(Collected data)
|---|
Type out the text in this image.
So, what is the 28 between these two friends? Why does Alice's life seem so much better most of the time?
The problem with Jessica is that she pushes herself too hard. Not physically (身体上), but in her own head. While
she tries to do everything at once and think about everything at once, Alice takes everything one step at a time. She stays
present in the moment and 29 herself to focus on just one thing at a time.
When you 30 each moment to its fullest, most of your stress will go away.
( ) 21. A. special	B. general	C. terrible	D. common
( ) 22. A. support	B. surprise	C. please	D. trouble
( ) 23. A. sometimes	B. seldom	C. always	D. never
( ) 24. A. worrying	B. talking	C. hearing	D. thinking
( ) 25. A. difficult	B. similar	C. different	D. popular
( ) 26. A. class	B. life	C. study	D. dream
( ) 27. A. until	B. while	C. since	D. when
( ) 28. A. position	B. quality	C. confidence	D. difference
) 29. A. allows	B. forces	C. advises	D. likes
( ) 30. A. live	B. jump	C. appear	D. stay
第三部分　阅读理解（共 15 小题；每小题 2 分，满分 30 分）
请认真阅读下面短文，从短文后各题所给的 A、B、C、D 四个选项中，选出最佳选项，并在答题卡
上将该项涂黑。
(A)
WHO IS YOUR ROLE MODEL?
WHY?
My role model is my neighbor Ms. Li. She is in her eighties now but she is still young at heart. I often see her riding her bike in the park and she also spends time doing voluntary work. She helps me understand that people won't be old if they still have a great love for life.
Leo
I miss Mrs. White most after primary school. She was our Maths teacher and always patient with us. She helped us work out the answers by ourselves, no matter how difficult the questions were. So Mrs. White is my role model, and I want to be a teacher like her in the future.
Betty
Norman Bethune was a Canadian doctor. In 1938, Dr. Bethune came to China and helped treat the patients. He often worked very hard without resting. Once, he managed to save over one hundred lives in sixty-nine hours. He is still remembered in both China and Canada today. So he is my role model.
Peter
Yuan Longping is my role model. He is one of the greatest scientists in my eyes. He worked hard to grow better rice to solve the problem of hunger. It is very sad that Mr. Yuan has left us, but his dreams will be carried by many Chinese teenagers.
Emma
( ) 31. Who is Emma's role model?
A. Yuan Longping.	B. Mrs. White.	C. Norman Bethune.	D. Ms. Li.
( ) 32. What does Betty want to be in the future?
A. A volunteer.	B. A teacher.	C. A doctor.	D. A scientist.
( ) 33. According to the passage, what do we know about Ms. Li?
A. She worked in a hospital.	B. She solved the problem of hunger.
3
|---|
Could you reproduce every record above exactly as it appears?

Type out the text in this image.
So, what is the 28 between these two friends? Why does Alice's life seem so much better most of the time?
The problem with Jessica is that she pushes herself too hard. Not physically (身体上), but in her own head. While
she tries to do everything at once and think about everything at once, Alice takes everything one step at a time. She stays
present in the moment and 29 herself to focus on just one thing at a time.
When you 30 each moment to its fullest, most of your stress will go away.
( ) 21. A. special	B. general	C. terrible	D. common
( ) 22. A. support	B. surprise	C. please	D. trouble
( ) 23. A. sometimes	B. seldom	C. always	D. never
( ) 24. A. worrying	B. talking	C. hearing	D. thinking
( ) 25. A. difficult	B. similar	C. different	D. popular
( ) 26. A. class	B. life	C. study	D. dream
( ) 27. A. until	B. while	C. since	D. when
( ) 28. A. position	B. quality	C. confidence	D. difference
) 29. A. allows	B. forces	C. advises	D. likes
( ) 30. A. live	B. jump	C. appear	D. stay
第三部分　阅读理解（共 15 小题；每小题 2 分，满分 30 分）
请认真阅读下面短文，从短文后各题所给的 A、B、C、D 四个选项中，选出最佳选项，并在答题卡
上将该项涂黑。
(A)
WHO IS YOUR ROLE MODEL?
WHY?
My role model is my neighbor Ms. Li. She is in her eighties now but she is still young at heart. I often see her riding her bike in the park and she also spends time doing voluntary work. She helps me understand that people won't be old if they still have a great love for life.
Leo
I miss Mrs. White most after primary school. She was our Maths teacher and always patient with us. She helped us work out the answers by ourselves, no matter how difficult the questions were. So Mrs. White is my role model, and I want to be a teacher like her in the future.
Betty
Norman Bethune was a Canadian doctor. In 1938, Dr. Bethune came to China and helped treat the patients. He often worked very hard without resting. Once, he managed to save over one hundred lives in sixty-nine hours. He is still remembered in both China and Canada today. So he is my role model.
Peter
Yuan Longping is my role model. He is one of the greatest scientists in my eyes. He worked hard to grow better rice to solve the problem of hunger. It is very sad that Mr. Yuan has left us, but his dreams will be carried by many Chinese teenagers.
Emma
( ) 31. Who is Emma's role model?
A. Yuan Longping.	B. Mrs. White.	C. Norman Bethune.	D. Ms. Li.
( ) 32. What does Betty want to be in the future?
A. A volunteer.	B. A teacher.	C. A doctor.	D. A scientist.
( ) 33. According to the passage, what do we know about Ms. Li?
A. She worked in a hospital.	B. She solved the problem of hunger.
3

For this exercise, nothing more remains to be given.